- **Records**:
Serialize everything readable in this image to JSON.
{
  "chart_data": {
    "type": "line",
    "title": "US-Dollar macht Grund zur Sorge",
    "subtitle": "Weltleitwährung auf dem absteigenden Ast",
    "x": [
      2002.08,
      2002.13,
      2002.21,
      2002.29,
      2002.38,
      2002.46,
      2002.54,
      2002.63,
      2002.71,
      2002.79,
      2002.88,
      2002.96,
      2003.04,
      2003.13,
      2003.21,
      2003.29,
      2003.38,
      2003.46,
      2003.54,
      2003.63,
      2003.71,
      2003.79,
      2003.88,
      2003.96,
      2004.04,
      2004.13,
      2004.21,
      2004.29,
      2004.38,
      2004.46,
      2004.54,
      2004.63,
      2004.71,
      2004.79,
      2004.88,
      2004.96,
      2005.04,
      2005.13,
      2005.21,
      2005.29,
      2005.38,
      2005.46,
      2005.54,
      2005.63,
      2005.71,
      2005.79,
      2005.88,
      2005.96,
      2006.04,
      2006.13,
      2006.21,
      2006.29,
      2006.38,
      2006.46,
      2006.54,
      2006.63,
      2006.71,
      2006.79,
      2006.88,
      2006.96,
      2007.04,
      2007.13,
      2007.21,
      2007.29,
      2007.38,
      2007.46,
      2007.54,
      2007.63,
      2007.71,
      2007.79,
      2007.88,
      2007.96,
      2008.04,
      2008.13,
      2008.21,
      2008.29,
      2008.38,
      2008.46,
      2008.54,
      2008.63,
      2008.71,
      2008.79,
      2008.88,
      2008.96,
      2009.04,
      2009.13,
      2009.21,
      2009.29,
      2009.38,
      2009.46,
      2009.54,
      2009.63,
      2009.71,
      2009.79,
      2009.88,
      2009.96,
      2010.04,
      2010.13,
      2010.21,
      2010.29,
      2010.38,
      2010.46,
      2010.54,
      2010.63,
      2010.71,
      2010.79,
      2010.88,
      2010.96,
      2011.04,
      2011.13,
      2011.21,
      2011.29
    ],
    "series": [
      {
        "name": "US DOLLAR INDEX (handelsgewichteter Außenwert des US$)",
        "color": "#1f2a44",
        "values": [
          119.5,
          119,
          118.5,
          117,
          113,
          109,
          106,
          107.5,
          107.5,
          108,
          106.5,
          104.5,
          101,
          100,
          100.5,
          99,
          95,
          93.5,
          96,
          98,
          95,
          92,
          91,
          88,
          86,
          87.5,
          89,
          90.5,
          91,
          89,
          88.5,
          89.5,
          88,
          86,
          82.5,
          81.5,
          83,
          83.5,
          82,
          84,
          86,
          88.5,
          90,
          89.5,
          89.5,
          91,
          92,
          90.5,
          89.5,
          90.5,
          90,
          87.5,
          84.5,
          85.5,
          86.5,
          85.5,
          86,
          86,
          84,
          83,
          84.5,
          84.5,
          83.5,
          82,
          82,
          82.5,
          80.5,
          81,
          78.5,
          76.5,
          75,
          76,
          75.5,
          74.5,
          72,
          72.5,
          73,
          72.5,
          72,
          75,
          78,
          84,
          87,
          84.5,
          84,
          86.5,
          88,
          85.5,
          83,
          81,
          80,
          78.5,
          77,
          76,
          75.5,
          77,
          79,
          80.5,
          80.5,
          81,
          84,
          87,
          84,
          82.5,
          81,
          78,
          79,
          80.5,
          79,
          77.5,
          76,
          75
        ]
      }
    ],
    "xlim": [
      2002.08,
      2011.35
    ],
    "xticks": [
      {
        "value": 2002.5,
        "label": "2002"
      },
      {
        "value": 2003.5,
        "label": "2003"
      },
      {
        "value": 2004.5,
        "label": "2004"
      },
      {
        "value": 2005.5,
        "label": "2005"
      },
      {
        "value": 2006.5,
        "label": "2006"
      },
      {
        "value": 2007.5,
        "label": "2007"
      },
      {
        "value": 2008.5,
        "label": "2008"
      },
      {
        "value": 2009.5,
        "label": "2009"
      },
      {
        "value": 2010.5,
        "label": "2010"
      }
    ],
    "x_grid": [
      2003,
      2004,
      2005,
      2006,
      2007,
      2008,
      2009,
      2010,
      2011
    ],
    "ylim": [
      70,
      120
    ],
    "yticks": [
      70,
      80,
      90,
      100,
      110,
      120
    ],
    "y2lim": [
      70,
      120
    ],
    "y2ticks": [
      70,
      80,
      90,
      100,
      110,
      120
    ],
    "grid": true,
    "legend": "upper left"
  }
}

- **Given task**: Pick out the lines containing the word "label" and show them.

- **Completed exercise**:
        "label": "2002"
        "label": "2003"
        "label": "2004"
        "label": "2005"
        "label": "2006"
        "label": "2007"
        "label": "2008"
        "label": "2009"
        "label": "2010"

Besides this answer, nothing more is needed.